◆ **SET TASK**:
Provide the data again in its entirety, exactly as given.

◆ **Data entries**:
★ ★ ★ ★ ★ ★ ★

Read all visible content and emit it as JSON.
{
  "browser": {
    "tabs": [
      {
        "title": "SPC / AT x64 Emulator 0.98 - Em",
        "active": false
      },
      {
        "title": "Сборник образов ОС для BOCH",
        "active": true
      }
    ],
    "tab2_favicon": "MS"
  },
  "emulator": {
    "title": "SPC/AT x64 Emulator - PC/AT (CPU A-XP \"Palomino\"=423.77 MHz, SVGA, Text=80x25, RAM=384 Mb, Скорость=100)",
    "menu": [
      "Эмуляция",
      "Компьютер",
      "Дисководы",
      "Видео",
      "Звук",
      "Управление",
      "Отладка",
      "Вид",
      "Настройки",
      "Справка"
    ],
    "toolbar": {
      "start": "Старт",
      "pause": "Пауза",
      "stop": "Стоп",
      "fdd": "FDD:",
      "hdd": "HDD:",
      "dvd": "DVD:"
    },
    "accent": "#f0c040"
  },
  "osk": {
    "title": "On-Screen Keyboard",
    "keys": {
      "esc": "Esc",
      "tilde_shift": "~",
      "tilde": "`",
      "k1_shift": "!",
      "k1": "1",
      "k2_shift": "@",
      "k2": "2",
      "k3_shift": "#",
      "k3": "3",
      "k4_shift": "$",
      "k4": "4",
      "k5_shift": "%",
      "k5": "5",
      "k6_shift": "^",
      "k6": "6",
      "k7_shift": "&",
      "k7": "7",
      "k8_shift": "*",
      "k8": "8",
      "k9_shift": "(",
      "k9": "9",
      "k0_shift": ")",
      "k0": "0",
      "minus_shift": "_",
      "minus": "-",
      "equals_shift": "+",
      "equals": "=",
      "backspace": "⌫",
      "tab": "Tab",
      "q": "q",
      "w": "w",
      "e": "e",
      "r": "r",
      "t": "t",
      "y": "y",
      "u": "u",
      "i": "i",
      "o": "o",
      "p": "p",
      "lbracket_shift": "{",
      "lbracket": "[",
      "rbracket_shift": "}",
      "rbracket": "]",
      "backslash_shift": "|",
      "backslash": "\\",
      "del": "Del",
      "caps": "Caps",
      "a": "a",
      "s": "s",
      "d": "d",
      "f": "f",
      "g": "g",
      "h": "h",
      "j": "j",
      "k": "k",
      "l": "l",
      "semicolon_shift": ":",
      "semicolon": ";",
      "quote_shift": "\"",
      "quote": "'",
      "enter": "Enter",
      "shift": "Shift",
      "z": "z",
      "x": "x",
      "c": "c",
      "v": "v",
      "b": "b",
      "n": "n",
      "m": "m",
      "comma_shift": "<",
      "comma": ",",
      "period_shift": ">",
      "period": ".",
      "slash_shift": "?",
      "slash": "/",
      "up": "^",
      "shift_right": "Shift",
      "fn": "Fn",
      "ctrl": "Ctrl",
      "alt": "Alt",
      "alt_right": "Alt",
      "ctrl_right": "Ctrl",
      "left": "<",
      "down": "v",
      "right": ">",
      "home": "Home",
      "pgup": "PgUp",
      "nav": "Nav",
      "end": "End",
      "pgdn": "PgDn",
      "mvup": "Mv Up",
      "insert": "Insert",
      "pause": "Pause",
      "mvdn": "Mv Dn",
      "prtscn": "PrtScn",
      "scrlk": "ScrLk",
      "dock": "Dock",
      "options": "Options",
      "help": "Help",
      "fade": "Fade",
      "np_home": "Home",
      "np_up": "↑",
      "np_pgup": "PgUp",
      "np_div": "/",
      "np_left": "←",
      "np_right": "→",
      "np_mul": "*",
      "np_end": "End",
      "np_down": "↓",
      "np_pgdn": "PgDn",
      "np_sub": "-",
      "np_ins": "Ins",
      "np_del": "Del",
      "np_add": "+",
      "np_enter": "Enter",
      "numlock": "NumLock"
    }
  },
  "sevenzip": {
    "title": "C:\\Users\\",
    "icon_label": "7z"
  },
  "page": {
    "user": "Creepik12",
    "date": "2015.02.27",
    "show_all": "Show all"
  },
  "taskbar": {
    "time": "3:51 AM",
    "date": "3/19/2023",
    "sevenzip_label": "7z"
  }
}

★ ★ ★ ★ ★ ★ ★

◆ **FINISHED EXERCISE**:
Read all visible content and emit it as JSON.
{
  "browser": {
    "tabs": [
      {
        "title": "SPC / AT x64 Emulator 0.98 - Em",
        "active": false
      },
      {
        "title": "Сборник образов ОС для BOCH",
        "active": true
      }
    ],
    "tab2_favicon": "MS"
  },
  "emulator": {
    "title": "SPC/AT x64 Emulator - PC/AT (CPU A-XP \"Palomino\"=423.77 MHz, SVGA, Text=80x25, RAM=384 Mb, Скорость=100)",
    "menu": [
      "Эмуляция",
      "Компьютер",
      "Дисководы",
      "Видео",
      "Звук",
      "Управление",
      "Отладка",
      "Вид",
      "Настройки",
      "Справка"
    ],
    "toolbar": {
      "start": "Старт",
      "pause": "Пауза",
      "stop": "Стоп",
      "fdd": "FDD:",
      "hdd": "HDD:",
      "dvd": "DVD:"
    },
    "accent": "#f0c040"
  },
  "osk": {
    "title": "On-Screen Keyboard",
    "keys": {
      "esc": "Esc",
      "tilde_shift": "~",
      "tilde": "`",
      "k1_shift": "!",
      "k1": "1",
      "k2_shift": "@",
      "k2": "2",
      "k3_shift": "#",
      "k3": "3",
      "k4_shift": "$",
      "k4": "4",
      "k5_shift": "%",
      "k5": "5",
      "k6_shift": "^",
      "k6": "6",
      "k7_shift": "&",
      "k7": "7",
      "k8_shift": "*",
      "k8": "8",
      "k9_shift": "(",
      "k9": "9",
      "k0_shift": ")",
      "k0": "0",
      "minus_shift": "_",
      "minus": "-",
      "equals_shift": "+",
      "equals": "=",
      "backspace": "⌫",
      "tab": "Tab",
      "q": "q",
      "w": "w",
      "e": "e",
      "r": "r",
      "t": "t",
      "y": "y",
      "u": "u",
      "i": "i",
      "o": "o",
      "p": "p",
      "lbracket_shift": "{",
      "lbracket": "[",
      "rbracket_shift": "}",
      "rbracket": "]",
      "backslash_shift": "|",
      "backslash": "\\",
      "del": "Del",
      "caps": "Caps",
      "a": "a",
      "s": "s",
      "d": "d",
      "f": "f",
      "g": "g",
      "h": "h",
      "j": "j",
      "k": "k",
      "l": "l",
      "semicolon_shift": ":",
      "semicolon": ";",
      "quote_shift": "\"",
      "quote": "'",
      "enter": "Enter",
      "shift": "Shift",
      "z": "z",
      "x": "x",
      "c": "c",
      "v": "v",
      "b": "b",
      "n": "n",
      "m": "m",
      "comma_shift": "<",
      "comma": ",",
      "period_shift": ">",
      "period": ".",
      "slash_shift": "?",
      "slash": "/",
      "up": "^",
      "shift_right": "Shift",
      "fn": "Fn",
      "ctrl": "Ctrl",
      "alt": "Alt",
      "alt_right": "Alt",
      "ctrl_right": "Ctrl",
      "left": "<",
      "down": "v",
      "right": ">",
      "home": "Home",
      "pgup": "PgUp",
      "nav": "Nav",
      "end": "End",
      "pgdn": "PgDn",
      "mvup": "Mv Up",
      "insert": "Insert",
      "pause": "Pause",
      "mvdn": "Mv Dn",
      "prtscn": "PrtScn",
      "scrlk": "ScrLk",
      "dock": "Dock",
      "options": "Options",
      "help": "Help",
      "fade": "Fade",
      "np_home": "Home",
      "np_up": "↑",
      "np_pgup": "PgUp",
      "np_div": "/",
      "np_left": "←",
      "np_right": "→",
      "np_mul": "*",
      "np_end": "End",
      "np_down": "↓",
      "np_pgdn": "PgDn",
      "np_sub": "-",
      "np_ins": "Ins",
      "np_del": "Del",
      "np_add": "+",
      "np_enter": "Enter",
      "numlock": "NumLock"
    }
  },
  "sevenzip": {
    "title": "C:\\Users\\",
    "icon_label": "7z"
  },
  "page": {
    "user": "Creepik12",
    "date": "2015.02.27",
    "show_all": "Show all"
  },
  "taskbar": {
    "time": "3:51 AM",
    "date": "3/19/2023",
    "sevenzip_label": "7z"
  }
}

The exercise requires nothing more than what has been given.